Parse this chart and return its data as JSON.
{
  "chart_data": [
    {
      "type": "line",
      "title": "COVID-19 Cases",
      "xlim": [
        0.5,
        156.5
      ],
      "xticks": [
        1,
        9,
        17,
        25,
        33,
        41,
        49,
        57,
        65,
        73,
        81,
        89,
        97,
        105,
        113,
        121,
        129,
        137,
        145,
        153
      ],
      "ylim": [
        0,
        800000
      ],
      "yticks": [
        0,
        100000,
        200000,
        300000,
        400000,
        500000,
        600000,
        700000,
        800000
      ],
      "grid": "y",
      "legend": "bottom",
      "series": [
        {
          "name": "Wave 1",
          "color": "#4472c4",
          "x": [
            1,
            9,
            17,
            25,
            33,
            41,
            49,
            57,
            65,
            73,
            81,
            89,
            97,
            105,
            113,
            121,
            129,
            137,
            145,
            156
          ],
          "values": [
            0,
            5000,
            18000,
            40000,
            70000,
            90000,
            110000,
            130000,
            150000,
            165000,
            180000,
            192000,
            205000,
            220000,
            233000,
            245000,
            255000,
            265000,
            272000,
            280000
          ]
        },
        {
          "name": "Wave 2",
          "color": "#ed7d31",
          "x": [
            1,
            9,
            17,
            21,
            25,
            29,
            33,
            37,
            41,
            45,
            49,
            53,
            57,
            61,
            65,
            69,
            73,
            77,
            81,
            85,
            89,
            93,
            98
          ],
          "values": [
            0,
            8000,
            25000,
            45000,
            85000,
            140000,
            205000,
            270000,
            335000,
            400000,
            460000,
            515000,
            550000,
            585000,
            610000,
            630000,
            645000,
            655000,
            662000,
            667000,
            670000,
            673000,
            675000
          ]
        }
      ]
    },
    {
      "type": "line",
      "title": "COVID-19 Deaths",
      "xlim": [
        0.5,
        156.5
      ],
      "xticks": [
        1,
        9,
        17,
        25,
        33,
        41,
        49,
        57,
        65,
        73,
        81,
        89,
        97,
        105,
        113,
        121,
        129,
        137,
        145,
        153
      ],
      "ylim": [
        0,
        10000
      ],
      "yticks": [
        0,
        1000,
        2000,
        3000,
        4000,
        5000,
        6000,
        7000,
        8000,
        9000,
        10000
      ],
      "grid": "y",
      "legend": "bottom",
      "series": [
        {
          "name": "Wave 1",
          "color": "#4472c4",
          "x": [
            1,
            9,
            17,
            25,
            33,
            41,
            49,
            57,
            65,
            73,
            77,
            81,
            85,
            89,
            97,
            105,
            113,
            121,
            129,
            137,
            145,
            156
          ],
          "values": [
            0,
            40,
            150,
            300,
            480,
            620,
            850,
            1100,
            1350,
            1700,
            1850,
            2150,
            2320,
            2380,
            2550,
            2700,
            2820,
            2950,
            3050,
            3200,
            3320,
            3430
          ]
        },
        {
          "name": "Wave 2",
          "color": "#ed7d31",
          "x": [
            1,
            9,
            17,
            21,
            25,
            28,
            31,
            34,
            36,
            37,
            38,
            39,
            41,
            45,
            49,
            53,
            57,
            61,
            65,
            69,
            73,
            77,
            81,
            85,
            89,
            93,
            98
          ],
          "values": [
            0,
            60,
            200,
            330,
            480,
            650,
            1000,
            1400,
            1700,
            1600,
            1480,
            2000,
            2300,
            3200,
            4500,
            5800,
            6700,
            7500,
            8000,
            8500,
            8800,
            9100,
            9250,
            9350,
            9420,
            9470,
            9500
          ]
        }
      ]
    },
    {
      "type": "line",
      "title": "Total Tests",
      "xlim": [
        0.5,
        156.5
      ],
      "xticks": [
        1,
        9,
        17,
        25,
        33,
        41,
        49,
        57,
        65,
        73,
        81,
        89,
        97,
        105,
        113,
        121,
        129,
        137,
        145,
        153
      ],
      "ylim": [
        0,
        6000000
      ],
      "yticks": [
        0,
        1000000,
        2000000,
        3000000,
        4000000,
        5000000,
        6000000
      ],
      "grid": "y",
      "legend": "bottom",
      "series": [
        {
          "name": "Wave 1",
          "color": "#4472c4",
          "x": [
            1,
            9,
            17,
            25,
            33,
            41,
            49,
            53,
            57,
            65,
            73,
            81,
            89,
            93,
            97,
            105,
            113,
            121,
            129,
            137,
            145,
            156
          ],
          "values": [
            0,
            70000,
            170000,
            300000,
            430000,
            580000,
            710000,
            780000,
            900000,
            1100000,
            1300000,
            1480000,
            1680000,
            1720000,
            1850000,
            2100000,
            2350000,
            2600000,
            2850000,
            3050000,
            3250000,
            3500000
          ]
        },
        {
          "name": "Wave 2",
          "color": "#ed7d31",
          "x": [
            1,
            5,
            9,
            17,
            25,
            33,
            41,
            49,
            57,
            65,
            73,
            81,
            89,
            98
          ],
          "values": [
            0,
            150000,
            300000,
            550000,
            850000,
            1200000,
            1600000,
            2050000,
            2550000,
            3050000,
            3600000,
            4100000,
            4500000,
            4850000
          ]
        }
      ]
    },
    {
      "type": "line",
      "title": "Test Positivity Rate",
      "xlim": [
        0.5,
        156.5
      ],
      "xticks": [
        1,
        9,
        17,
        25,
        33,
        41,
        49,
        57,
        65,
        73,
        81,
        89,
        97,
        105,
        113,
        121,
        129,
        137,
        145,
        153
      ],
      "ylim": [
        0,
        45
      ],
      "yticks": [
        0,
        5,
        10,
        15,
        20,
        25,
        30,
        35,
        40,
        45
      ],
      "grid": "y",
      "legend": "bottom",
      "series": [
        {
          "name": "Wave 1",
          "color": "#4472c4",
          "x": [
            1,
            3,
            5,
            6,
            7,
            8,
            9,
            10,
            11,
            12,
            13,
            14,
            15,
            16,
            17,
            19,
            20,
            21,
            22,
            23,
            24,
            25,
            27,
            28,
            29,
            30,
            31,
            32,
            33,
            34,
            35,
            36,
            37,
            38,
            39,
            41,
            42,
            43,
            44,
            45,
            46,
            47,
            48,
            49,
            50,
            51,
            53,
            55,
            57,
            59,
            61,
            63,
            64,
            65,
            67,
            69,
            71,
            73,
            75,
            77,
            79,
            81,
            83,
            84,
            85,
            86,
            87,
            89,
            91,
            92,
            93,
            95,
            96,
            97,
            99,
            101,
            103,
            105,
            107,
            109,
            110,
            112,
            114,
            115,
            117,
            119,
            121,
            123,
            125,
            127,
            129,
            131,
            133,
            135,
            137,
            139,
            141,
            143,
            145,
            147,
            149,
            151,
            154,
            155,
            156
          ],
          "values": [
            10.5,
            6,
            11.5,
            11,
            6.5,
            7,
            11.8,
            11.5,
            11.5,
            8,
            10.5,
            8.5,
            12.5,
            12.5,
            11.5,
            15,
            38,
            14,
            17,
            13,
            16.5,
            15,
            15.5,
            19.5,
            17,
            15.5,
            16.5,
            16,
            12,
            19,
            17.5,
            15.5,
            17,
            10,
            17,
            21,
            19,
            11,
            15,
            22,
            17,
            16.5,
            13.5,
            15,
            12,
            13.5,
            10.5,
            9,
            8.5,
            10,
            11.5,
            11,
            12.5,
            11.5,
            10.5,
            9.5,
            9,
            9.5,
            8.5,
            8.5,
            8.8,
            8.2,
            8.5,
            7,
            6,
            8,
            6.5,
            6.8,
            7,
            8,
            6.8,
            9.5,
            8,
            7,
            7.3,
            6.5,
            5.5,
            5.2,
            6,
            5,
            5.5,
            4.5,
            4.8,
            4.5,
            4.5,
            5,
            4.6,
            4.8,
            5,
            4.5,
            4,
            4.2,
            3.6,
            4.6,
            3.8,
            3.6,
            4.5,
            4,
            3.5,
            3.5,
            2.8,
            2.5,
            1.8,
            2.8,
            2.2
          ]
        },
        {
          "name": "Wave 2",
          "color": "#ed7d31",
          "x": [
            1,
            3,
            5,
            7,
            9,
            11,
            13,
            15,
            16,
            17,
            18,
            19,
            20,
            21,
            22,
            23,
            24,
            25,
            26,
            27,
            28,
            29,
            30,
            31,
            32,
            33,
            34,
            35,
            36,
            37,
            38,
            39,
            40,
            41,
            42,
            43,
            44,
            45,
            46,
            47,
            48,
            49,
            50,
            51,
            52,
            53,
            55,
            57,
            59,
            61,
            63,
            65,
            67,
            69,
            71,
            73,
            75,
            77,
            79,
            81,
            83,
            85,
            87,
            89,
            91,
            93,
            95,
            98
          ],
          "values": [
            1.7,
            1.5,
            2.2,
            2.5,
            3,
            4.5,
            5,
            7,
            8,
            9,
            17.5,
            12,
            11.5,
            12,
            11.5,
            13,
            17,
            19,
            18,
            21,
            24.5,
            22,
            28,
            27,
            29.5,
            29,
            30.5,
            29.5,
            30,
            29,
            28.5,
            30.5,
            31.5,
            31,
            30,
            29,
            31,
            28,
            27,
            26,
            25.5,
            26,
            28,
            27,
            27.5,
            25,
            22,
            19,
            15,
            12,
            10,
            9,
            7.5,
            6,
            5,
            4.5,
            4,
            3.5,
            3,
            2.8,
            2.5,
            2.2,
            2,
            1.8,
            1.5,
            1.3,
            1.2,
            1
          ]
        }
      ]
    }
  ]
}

************

Pull out every line containing "title".

_FULL OUTPUT_
      "title": "COVID-19 Cases",
      "title": "COVID-19 Deaths",
      "title": "Total Tests",
      "title": "Test Positivity Rate",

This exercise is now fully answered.